— WHAT YOU ARE ASKED TO DO —
All records must be quoted exactly. Omit the pictures.

— DATA SHOWN —

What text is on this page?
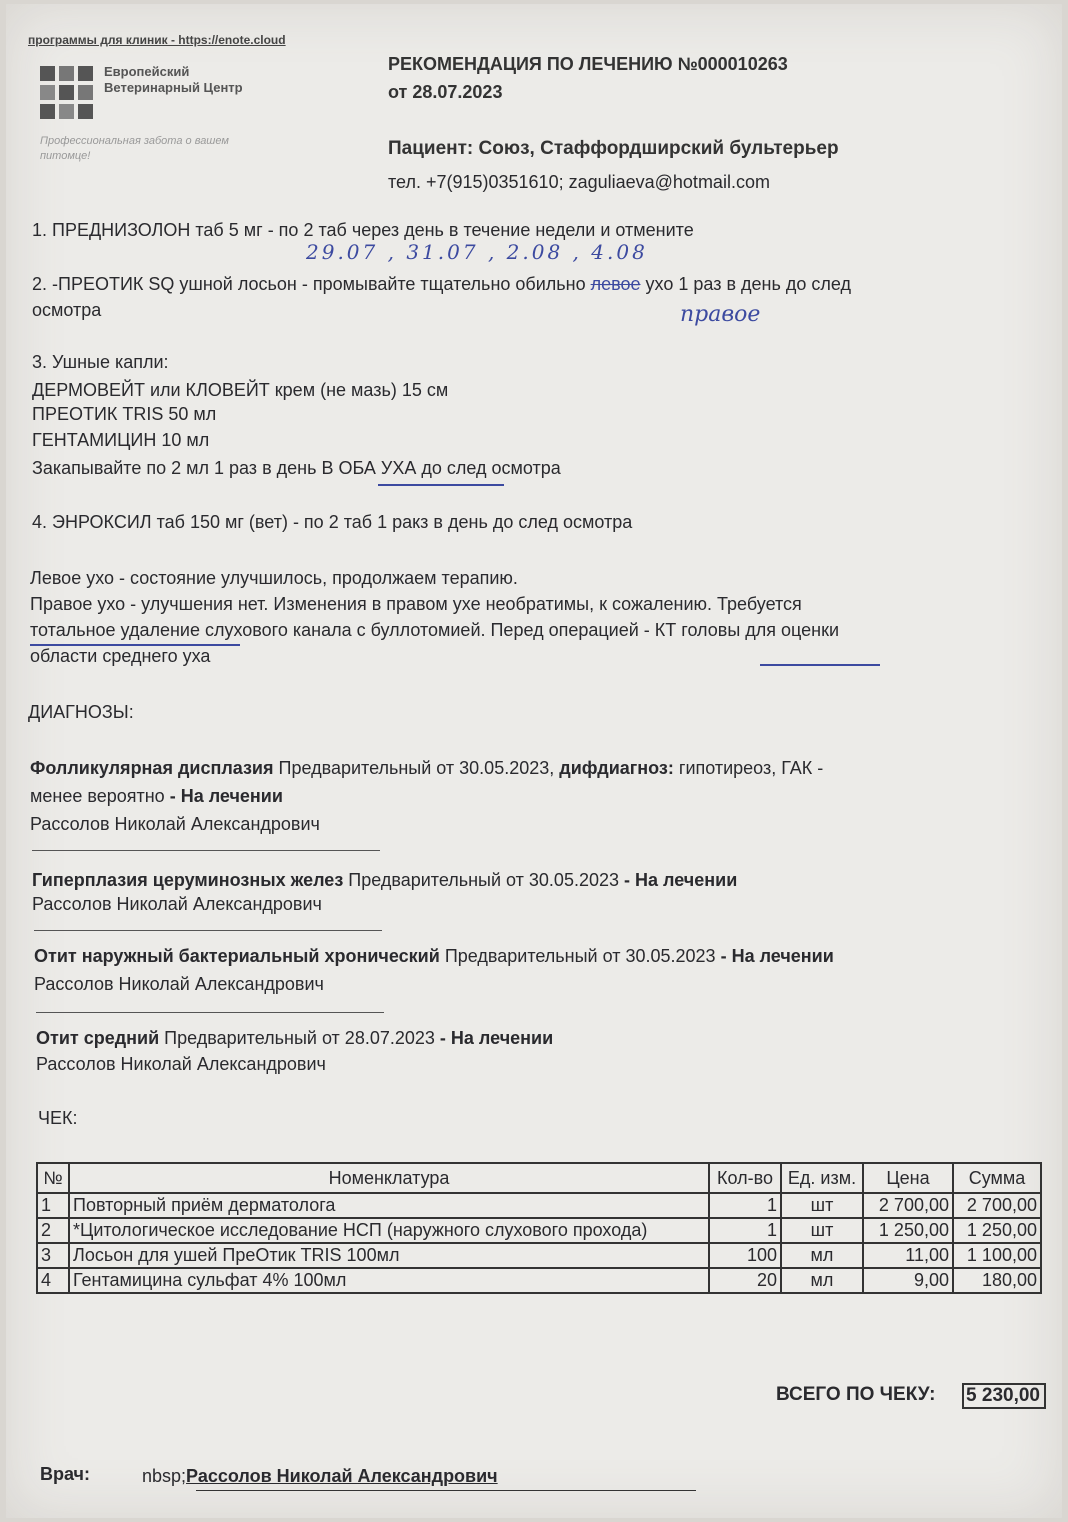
программы для клиник - https://enote.cloud
Европейский Ветеринарный Центр
Профессиональная забота о вашем питомце!
РЕКОМЕНДАЦИЯ ПО ЛЕЧЕНИЮ №000010263
от 28.07.2023
Пациент: Союз, Стаффордширский бультерьер
тел. +7(915)0351610; zaguliaeva@hotmail.com
1. ПРЕДНИЗОЛОН таб 5 мг - по 2 таб через день в течение недели и отмените
29.07 , 31.07 , 2.08 , 4.08
2. -ПРЕОТИК SQ ушной лосьон - промывайте тщательно обильно левое ухо 1 раз в день до след
осмотра	правое
3. Ушные капли:
ДЕРМОВЕЙТ или КЛОВЕЙТ крем (не мазь) 15 см
ПРЕОТИК TRIS 50 мл
ГЕНТАМИЦИН 10 мл
Закапывайте по 2 мл 1 раз в день В ОБА УХА до след осмотра
4. ЭНРОКСИЛ таб 150 мг (вет) - по 2 таб 1 ракз в день до след осмотра
Левое ухо - состояние улучшилось, продолжаем терапию.
Правое ухо - улучшения нет. Изменения в правом ухе необратимы, к сожалению. Требуется
тотальное удаление слухового канала с буллотомией. Перед операцией - КТ головы для оценки
области среднего уха
ДИАГНОЗЫ:
Фолликулярная дисплазия Предварительный от 30.05.2023, дифдиагноз: гипотиреоз, ГАК -
менее вероятно - На лечении
Рассолов Николай Александрович
Гиперплазия церуминозных желез Предварительный от 30.05.2023 - На лечении
Рассолов Николай Александрович
Отит наружный бактериальный хронический Предварительный от 30.05.2023 - На лечении
Рассолов Николай Александрович
Отит средний Предварительный от 28.07.2023 - На лечении
Рассолов Николай Александрович
ЧЕК:
№	Номенклатура	Кол-во	Ед. изм.	Цена	Сумма
1	Повторный приём дерматолога	1	шт	2 700,00	2 700,00
2	*Цитологическое исследование НСП (наружного слухового прохода)	1	шт	1 250,00	1 250,00
3	Лосьон для ушей ПреОтик TRIS 100мл	100	мл	11,00	1 100,00
4	Гентамицина сульфат 4% 100мл	20	мл	9,00	180,00
ВСЕГО ПО ЧЕКУ: 5 230,00
Врач:	nbsp;Рассолов Николай Александрович
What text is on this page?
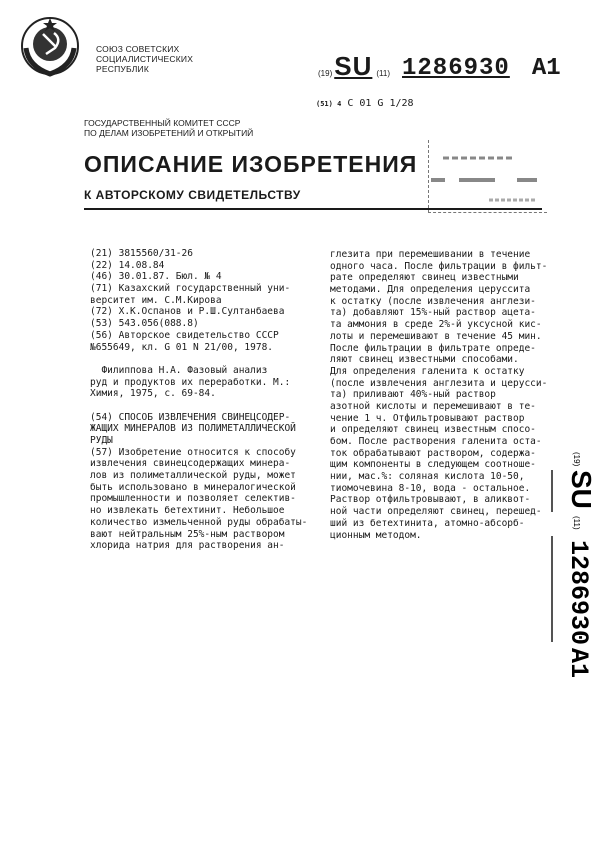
СОЮЗ СОВЕТСКИХ
СОЦИАЛИСТИЧЕСКИХ
РЕСПУБЛИК	(19) SU (11) 1286930 A1
(51) 4 C 01 G 1/28
ГОСУДАРСТВЕННЫЙ КОМИТЕТ СССР
ПО ДЕЛАМ ИЗОБРЕТЕНИЙ И ОТКРЫТИЙ
ОПИСАНИЕ ИЗОБРЕТЕНИЯ
К АВТОРСКОМУ СВИДЕТЕЛЬСТВУ
(21) 3815560/31-26
(22) 14.08.84
(46) 30.01.87. Бюл. № 4
(71) Казахский государственный уни-
верситет им. С.М.Кирова
(72) Х.К.Оспанов и Р.Ш.Султанбаева
(53) 543.056(088.8)
(56) Авторское свидетельство СССР
№655649, кл. G 01 N 21/00, 1978.
Филиппова Н.А. Фазовый анализ
руд и продуктов их переработки. М.:
Химия, 1975, с. 69-84.
(54) СПОСОБ ИЗВЛЕЧЕНИЯ СВИНЕЦСОДЕР-
ЖАЩИХ МИНЕРАЛОВ ИЗ ПОЛИМЕТАЛЛИЧЕСКОЙ
РУДЫ
(57) Изобретение относится к способу
извлечения свинецсодержащих минера-
лов из полиметаллической руды, может
быть использовано в минералогической
промышленности и позволяет селектив-
но извлекать бетехтинит. Небольшое
количество измельченной руды обрабаты-
вают нейтральным 25%-ным раствором
хлорида натрия для растворения ан-
глезита при перемешивании в течение
одного часа. После фильтрации в фильт-
рате определяют свинец известными
методами. Для определения церуссита
к остатку (после извлечения англези-
та) добавляют 15%-ный раствор ацета-
та аммония в среде 2%-й уксусной кис-
лоты и перемешивают в течение 45 мин.
После фильтрации в фильтрате опреде-
ляют свинец известными способами.
Для определения галенита к остатку
(после извлечения англезита и церусси-
та) приливают 40%-ный раствор
азотной кислоты и перемешивают в те-
чение 1 ч. Отфильтровывают раствор
и определяют свинец известным спосо-
бом. После растворения галенита оста-
ток обрабатывают раствором, содержа-
щим компоненты в следующем соотноше-
нии, мас.%: соляная кислота 10-50,
тиомочевина 8-10, вода - остальное.
Раствор отфильтровывают, в аликвот-
ной части определяют свинец, перешед-
ший из бетехтинита, атомно-абсорб-
ционным методом.
(19)
SU
(11)
1286930
A1
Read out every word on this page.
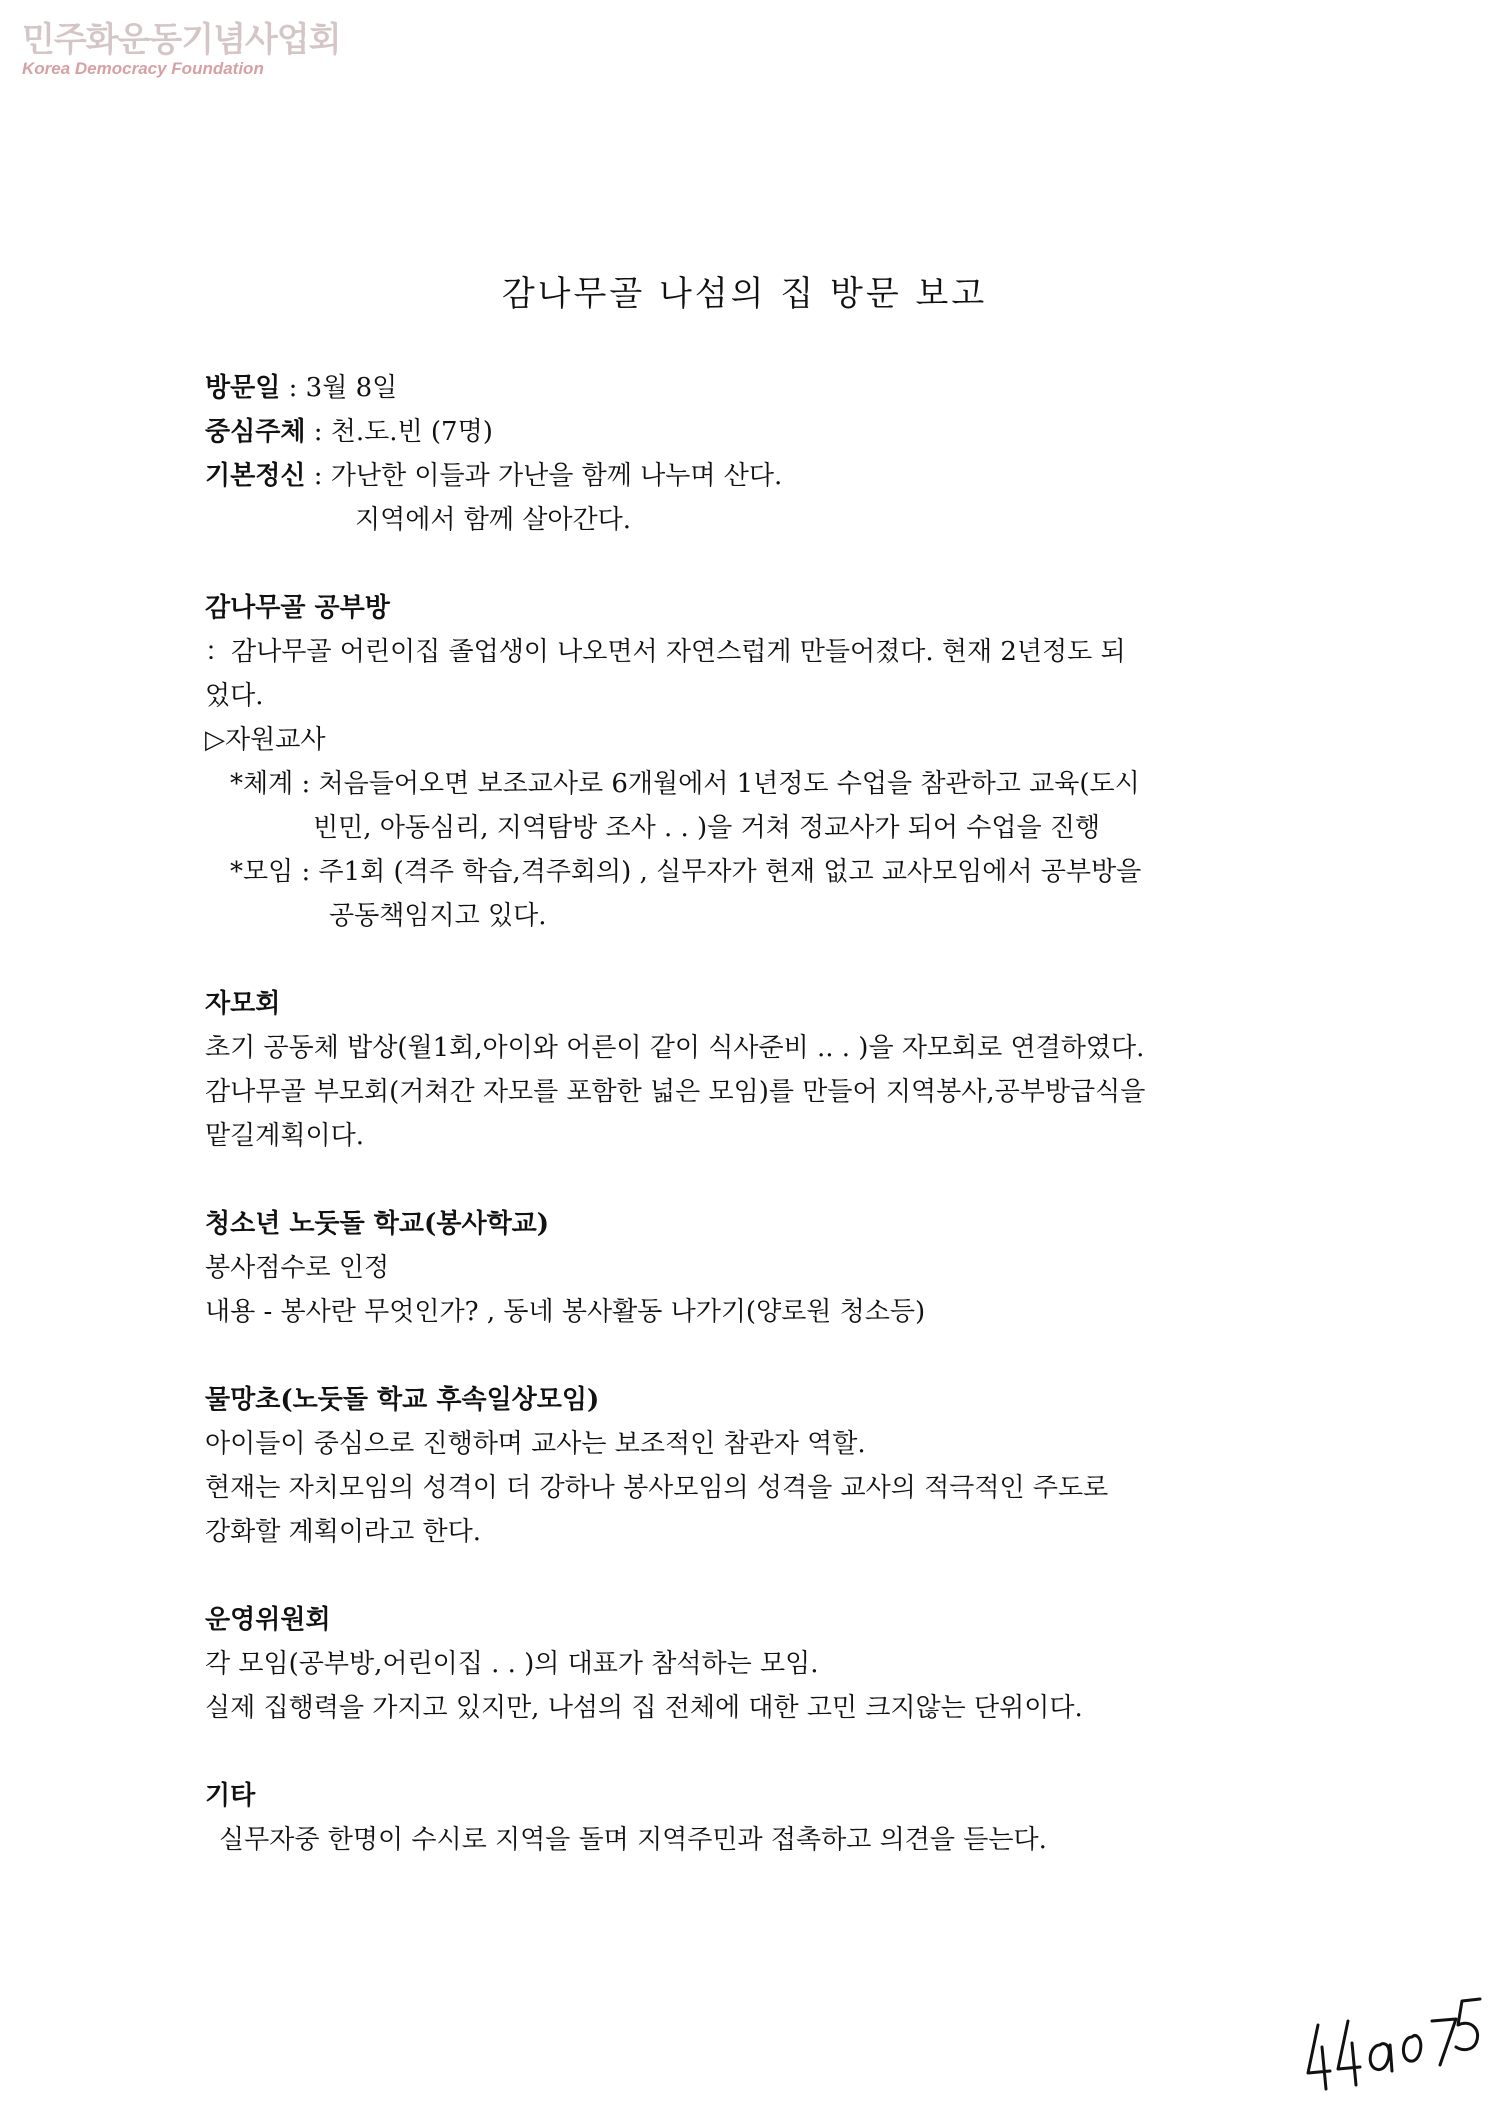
민주화운동기념사업회
Korea Democracy Foundation
감나무골 나섬의 집 방문 보고
방문일 : 3월 8일
중심주체 : 천.도.빈 (7명)
기본정신 : 가난한 이들과 가난을 함께 나누며 산다.
지역에서 함께 살아간다.
감나무골 공부방
：감나무골 어린이집 졸업생이 나오면서 자연스럽게 만들어졌다. 현재 2년정도 되
었다.
▷자원교사
*체계 : 처음들어오면 보조교사로 6개월에서 1년정도 수업을 참관하고 교육(도시
빈민, 아동심리, 지역탐방 조사 . . )을 거쳐 정교사가 되어 수업을 진행
*모임 : 주1회 (격주 학습,격주회의) , 실무자가 현재 없고 교사모임에서 공부방을
공동책임지고 있다.
자모회
초기 공동체 밥상(월1회,아이와 어른이 같이 식사준비 .. . )을 자모회로 연결하였다.
감나무골 부모회(거쳐간 자모를 포함한 넓은 모임)를 만들어 지역봉사,공부방급식을
맡길계획이다.
청소년 노둣돌 학교(봉사학교)
봉사점수로 인정
내용 - 봉사란 무엇인가? , 동네 봉사활동 나가기(양로원 청소등)
물망초(노둣돌 학교 후속일상모임)
아이들이 중심으로 진행하며 교사는 보조적인 참관자 역할.
현재는 자치모임의 성격이 더 강하나 봉사모임의 성격을 교사의 적극적인 주도로
강화할 계획이라고 한다.
운영위원회
각 모임(공부방,어린이집 . . )의 대표가 참석하는 모임.
실제 집행력을 가지고 있지만, 나섬의 집 전체에 대한 고민 크지않는 단위이다.
기타
실무자중 한명이 수시로 지역을 돌며 지역주민과 접촉하고 의견을 듣는다.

— CORRECT RESPONSE —
What text is on this page?
программы для клиник - https://enote.cloud
Европейский Ветеринарный Центр
Профессиональная забота о вашем питомце!
РЕКОМЕНДАЦИЯ ПО ЛЕЧЕНИЮ №000010263
от 28.07.2023
Пациент: Союз, Стаффордширский бультерьер
тел. +7(915)0351610; zaguliaeva@hotmail.com
1. ПРЕДНИЗОЛОН таб 5 мг - по 2 таб через день в течение недели и отмените
29.07 , 31.07 , 2.08 , 4.08
2. -ПРЕОТИК SQ ушной лосьон - промывайте тщательно обильно левое ухо 1 раз в день до след
осмотра	правое
3. Ушные капли:
ДЕРМОВЕЙТ или КЛОВЕЙТ крем (не мазь) 15 см
ПРЕОТИК TRIS 50 мл
ГЕНТАМИЦИН 10 мл
Закапывайте по 2 мл 1 раз в день В ОБА УХА до след осмотра
4. ЭНРОКСИЛ таб 150 мг (вет) - по 2 таб 1 ракз в день до след осмотра
Левое ухо - состояние улучшилось, продолжаем терапию.
Правое ухо - улучшения нет. Изменения в правом ухе необратимы, к сожалению. Требуется
тотальное удаление слухового канала с буллотомией. Перед операцией - КТ головы для оценки
области среднего уха
ДИАГНОЗЫ:
Фолликулярная дисплазия Предварительный от 30.05.2023, дифдиагноз: гипотиреоз, ГАК -
менее вероятно - На лечении
Рассолов Николай Александрович
Гиперплазия церуминозных желез Предварительный от 30.05.2023 - На лечении
Рассолов Николай Александрович
Отит наружный бактериальный хронический Предварительный от 30.05.2023 - На лечении
Рассолов Николай Александрович
Отит средний Предварительный от 28.07.2023 - На лечении
Рассолов Николай Александрович
ЧЕК:
№	Номенклатура	Кол-во	Ед. изм.	Цена	Сумма
1	Повторный приём дерматолога	1	шт	2 700,00	2 700,00
2	*Цитологическое исследование НСП (наружного слухового прохода)	1	шт	1 250,00	1 250,00
3	Лосьон для ушей ПреОтик TRIS 100мл	100	мл	11,00	1 100,00
4	Гентамицина сульфат 4% 100мл	20	мл	9,00	180,00
ВСЕГО ПО ЧЕКУ: 5 230,00
Врач:	nbsp;Рассолов Николай Александрович
What text is on this page?
СОЮЗ СОВЕТСКИХ
СОЦИАЛИСТИЧЕСКИХ
РЕСПУБЛИК	(19) SU (11) 1286930 A1
(51) 4 C 01 G 1/28
ГОСУДАРСТВЕННЫЙ КОМИТЕТ СССР
ПО ДЕЛАМ ИЗОБРЕТЕНИЙ И ОТКРЫТИЙ
ОПИСАНИЕ ИЗОБРЕТЕНИЯ
К АВТОРСКОМУ СВИДЕТЕЛЬСТВУ
(21) 3815560/31-26
(22) 14.08.84
(46) 30.01.87. Бюл. № 4
(71) Казахский государственный уни-
верситет им. С.М.Кирова
(72) Х.К.Оспанов и Р.Ш.Султанбаева
(53) 543.056(088.8)
(56) Авторское свидетельство СССР
№655649, кл. G 01 N 21/00, 1978.
Филиппова Н.А. Фазовый анализ
руд и продуктов их переработки. М.:
Химия, 1975, с. 69-84.
(54) СПОСОБ ИЗВЛЕЧЕНИЯ СВИНЕЦСОДЕР-
ЖАЩИХ МИНЕРАЛОВ ИЗ ПОЛИМЕТАЛЛИЧЕСКОЙ
РУДЫ
(57) Изобретение относится к способу
извлечения свинецсодержащих минера-
лов из полиметаллической руды, может
быть использовано в минералогической
промышленности и позволяет селектив-
но извлекать бетехтинит. Небольшое
количество измельченной руды обрабаты-
вают нейтральным 25%-ным раствором
хлорида натрия для растворения ан-
глезита при перемешивании в течение
одного часа. После фильтрации в фильт-
рате определяют свинец известными
методами. Для определения церуссита
к остатку (после извлечения англези-
та) добавляют 15%-ный раствор ацета-
та аммония в среде 2%-й уксусной кис-
лоты и перемешивают в течение 45 мин.
После фильтрации в фильтрате опреде-
ляют свинец известными способами.
Для определения галенита к остатку
(после извлечения англезита и церусси-
та) приливают 40%-ный раствор
азотной кислоты и перемешивают в те-
чение 1 ч. Отфильтровывают раствор
и определяют свинец известным спосо-
бом. После растворения галенита оста-
ток обрабатывают раствором, содержа-
щим компоненты в следующем соотноше-
нии, мас.%: соляная кислота 10-50,
тиомочевина 8-10, вода - остальное.
Раствор отфильтровывают, в аликвот-
ной части определяют свинец, перешед-
ший из бетехтинита, атомно-абсорб-
ционным методом.
(19)
SU
(11)
1286930
A1
Read out every word on this page.
민주화운동기념사업회
Korea Democracy Foundation
감나무골 나섬의 집 방문 보고
방문일 : 3월 8일
중심주체 : 천.도.빈 (7명)
기본정신 : 가난한 이들과 가난을 함께 나누며 산다.
지역에서 함께 살아간다.
감나무골 공부방
：감나무골 어린이집 졸업생이 나오면서 자연스럽게 만들어졌다. 현재 2년정도 되
었다.
▷자원교사
*체계 : 처음들어오면 보조교사로 6개월에서 1년정도 수업을 참관하고 교육(도시
빈민, 아동심리, 지역탐방 조사 . . )을 거쳐 정교사가 되어 수업을 진행
*모임 : 주1회 (격주 학습,격주회의) , 실무자가 현재 없고 교사모임에서 공부방을
공동책임지고 있다.
자모회
초기 공동체 밥상(월1회,아이와 어른이 같이 식사준비 .. . )을 자모회로 연결하였다.
감나무골 부모회(거쳐간 자모를 포함한 넓은 모임)를 만들어 지역봉사,공부방급식을
맡길계획이다.
청소년 노둣돌 학교(봉사학교)
봉사점수로 인정
내용 - 봉사란 무엇인가? , 동네 봉사활동 나가기(양로원 청소등)
물망초(노둣돌 학교 후속일상모임)
아이들이 중심으로 진행하며 교사는 보조적인 참관자 역할.
현재는 자치모임의 성격이 더 강하나 봉사모임의 성격을 교사의 적극적인 주도로
강화할 계획이라고 한다.
운영위원회
각 모임(공부방,어린이집 . . )의 대표가 참석하는 모임.
실제 집행력을 가지고 있지만, 나섬의 집 전체에 대한 고민 크지않는 단위이다.
기타
실무자중 한명이 수시로 지역을 돌며 지역주민과 접촉하고 의견을 듣는다.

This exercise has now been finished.